## begin Data for processing

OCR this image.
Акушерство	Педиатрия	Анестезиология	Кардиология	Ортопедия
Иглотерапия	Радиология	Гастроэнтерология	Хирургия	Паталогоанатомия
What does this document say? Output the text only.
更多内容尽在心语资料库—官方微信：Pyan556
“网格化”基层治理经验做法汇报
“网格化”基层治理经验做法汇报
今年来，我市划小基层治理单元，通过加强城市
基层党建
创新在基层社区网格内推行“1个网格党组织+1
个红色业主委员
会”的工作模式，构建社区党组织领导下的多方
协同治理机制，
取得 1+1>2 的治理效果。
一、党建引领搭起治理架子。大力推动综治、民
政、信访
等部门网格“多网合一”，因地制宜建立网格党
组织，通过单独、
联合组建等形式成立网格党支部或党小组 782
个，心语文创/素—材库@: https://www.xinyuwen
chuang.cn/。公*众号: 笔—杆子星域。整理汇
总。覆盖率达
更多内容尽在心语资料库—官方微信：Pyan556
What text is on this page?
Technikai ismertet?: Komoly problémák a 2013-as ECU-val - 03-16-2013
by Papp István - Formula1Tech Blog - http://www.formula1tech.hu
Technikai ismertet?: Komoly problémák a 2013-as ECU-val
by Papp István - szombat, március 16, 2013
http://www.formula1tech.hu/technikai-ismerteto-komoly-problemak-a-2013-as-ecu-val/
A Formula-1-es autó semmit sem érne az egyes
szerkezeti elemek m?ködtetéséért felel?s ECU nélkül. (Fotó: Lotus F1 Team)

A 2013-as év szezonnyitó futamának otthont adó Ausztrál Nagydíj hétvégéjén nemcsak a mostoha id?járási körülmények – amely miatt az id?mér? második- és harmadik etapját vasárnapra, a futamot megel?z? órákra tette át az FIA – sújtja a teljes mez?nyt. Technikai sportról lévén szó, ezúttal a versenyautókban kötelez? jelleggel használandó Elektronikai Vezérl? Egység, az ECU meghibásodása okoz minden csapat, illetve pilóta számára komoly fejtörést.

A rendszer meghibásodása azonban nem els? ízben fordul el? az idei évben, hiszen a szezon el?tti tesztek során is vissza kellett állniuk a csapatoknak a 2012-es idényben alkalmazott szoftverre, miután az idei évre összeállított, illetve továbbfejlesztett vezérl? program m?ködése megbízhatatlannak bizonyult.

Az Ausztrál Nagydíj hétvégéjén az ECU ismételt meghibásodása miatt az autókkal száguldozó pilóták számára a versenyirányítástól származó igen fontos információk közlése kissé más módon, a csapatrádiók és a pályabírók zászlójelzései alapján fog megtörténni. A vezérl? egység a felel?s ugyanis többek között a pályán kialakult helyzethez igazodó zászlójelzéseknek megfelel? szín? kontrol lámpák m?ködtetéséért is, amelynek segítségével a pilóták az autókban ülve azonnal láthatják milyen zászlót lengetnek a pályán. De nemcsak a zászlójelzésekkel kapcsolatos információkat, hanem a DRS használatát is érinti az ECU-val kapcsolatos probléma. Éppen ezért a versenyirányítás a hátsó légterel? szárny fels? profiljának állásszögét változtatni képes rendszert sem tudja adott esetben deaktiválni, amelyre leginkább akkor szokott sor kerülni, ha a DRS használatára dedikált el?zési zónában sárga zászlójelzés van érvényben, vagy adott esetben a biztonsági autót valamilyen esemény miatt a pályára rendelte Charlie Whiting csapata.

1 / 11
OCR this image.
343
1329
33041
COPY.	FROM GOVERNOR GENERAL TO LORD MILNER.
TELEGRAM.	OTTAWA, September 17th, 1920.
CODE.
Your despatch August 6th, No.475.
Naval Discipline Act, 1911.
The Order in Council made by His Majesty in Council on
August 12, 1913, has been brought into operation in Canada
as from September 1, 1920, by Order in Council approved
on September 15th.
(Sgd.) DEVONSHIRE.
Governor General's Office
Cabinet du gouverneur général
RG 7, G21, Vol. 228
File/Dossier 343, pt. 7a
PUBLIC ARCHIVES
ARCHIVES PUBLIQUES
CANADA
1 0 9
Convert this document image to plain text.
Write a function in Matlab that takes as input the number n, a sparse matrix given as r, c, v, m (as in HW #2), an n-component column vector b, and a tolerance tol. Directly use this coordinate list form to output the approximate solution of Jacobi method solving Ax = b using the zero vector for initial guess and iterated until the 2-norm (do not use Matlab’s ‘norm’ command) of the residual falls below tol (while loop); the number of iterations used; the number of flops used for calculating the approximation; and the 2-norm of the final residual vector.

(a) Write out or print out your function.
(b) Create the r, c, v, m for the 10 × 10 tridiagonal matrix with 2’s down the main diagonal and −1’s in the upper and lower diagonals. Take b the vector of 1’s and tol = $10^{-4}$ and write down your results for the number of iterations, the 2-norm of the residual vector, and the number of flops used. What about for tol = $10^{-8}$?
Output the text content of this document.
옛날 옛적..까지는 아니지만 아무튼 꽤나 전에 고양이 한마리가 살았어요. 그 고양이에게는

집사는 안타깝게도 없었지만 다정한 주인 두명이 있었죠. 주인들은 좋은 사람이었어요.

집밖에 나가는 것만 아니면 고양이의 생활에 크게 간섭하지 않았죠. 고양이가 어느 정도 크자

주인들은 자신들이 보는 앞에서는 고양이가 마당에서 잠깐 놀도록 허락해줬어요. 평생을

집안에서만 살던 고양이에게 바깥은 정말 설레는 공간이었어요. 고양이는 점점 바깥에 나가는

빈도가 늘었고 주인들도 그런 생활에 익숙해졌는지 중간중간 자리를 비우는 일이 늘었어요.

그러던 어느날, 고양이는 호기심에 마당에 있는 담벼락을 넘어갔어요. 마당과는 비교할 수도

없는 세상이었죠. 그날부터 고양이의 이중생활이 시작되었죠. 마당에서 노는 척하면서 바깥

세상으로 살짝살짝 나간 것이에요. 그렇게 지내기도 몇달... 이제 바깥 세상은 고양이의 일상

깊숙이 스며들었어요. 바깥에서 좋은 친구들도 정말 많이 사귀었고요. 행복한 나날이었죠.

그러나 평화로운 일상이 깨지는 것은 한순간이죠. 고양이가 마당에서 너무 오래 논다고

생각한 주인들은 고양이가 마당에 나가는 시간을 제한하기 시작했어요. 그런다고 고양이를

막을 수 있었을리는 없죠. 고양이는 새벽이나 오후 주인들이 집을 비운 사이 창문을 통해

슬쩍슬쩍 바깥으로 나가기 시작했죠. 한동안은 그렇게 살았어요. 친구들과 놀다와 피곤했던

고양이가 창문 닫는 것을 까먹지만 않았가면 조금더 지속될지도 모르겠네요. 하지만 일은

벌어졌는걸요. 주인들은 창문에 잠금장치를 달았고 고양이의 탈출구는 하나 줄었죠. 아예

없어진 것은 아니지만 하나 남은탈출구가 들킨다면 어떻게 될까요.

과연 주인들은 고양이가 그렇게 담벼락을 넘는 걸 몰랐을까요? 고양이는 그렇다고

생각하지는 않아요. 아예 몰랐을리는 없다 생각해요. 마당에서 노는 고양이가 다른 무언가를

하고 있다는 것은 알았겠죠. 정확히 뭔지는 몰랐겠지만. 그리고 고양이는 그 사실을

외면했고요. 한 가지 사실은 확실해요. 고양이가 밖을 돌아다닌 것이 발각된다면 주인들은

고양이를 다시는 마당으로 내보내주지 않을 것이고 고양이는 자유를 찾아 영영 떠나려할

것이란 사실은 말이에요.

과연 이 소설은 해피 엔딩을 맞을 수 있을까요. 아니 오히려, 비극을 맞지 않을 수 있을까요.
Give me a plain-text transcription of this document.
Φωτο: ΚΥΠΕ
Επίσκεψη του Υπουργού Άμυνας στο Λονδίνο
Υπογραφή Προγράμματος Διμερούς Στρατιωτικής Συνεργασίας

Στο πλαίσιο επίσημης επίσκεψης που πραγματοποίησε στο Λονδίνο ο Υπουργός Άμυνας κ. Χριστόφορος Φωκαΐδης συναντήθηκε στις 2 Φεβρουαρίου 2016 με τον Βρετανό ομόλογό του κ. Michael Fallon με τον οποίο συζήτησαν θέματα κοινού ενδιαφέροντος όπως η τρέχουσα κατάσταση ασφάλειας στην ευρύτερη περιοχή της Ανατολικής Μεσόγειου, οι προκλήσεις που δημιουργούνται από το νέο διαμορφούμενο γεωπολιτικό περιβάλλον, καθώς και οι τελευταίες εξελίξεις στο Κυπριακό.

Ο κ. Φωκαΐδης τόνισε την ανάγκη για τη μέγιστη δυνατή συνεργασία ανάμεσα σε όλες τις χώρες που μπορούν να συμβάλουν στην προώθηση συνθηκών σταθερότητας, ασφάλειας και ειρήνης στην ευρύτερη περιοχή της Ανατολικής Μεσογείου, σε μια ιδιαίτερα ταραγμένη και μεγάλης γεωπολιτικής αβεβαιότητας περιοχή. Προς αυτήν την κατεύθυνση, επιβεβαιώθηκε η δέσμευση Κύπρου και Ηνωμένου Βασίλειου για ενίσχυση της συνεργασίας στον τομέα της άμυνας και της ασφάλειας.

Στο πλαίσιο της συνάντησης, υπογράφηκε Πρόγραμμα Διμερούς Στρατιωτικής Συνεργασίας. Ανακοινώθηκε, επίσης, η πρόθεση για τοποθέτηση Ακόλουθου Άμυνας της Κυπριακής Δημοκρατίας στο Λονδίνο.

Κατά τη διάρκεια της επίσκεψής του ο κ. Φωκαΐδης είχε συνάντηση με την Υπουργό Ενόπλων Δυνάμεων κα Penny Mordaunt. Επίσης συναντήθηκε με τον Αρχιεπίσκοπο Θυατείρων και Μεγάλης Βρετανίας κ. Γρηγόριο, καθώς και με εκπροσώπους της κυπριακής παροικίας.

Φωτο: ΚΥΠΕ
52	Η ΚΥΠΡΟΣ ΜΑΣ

## end Data for processing

• [Given task]
Locate all lines that include the word "담벼락을" and copy them out.

• [Expected answer]
그러던 어느날, 고양이는 호기심에 마당에 있는 담벼락을 넘어갔어요. 마당과는 비교할 수도
과연 주인들은 고양이가 그렇게 담벼락을 넘는 걸 몰랐을까요? 고양이는 그렇다고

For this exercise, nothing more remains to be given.